Your objective:
Copy each line below in which the string "array" occurs.
# Data for processing start
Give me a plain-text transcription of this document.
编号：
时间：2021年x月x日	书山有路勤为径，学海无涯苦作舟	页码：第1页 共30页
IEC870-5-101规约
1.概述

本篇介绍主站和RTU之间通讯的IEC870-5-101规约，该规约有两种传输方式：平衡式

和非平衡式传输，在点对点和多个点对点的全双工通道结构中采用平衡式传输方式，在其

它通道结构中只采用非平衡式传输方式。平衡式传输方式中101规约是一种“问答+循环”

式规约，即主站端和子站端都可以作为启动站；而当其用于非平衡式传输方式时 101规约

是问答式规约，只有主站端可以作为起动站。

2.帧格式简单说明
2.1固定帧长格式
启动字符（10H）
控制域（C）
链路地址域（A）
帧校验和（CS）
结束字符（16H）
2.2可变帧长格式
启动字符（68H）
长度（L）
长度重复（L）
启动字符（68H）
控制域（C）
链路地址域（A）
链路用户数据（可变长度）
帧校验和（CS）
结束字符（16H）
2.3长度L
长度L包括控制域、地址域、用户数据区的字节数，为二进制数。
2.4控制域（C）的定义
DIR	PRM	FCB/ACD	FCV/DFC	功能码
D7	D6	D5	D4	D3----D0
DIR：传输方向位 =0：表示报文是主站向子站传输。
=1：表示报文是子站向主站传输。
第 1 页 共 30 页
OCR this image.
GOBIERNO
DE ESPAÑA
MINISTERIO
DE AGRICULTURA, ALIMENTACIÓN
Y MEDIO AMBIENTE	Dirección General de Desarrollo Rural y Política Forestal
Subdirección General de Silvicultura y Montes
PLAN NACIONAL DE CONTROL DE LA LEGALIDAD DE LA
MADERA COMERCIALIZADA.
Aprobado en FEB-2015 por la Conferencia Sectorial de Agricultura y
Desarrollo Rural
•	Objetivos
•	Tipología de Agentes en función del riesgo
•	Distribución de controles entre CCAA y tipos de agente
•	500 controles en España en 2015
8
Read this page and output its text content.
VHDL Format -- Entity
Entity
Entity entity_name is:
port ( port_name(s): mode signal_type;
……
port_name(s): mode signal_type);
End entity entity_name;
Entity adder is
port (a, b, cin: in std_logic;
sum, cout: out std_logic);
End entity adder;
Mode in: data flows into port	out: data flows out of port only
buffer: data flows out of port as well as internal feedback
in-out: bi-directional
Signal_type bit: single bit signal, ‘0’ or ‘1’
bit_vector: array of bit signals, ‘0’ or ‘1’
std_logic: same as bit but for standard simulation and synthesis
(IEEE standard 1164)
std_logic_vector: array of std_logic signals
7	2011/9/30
# Data for processing end
Solution:
bit_vector: array of bit signals, ‘0’ or ‘1’
std_logic_vector: array of std_logic signals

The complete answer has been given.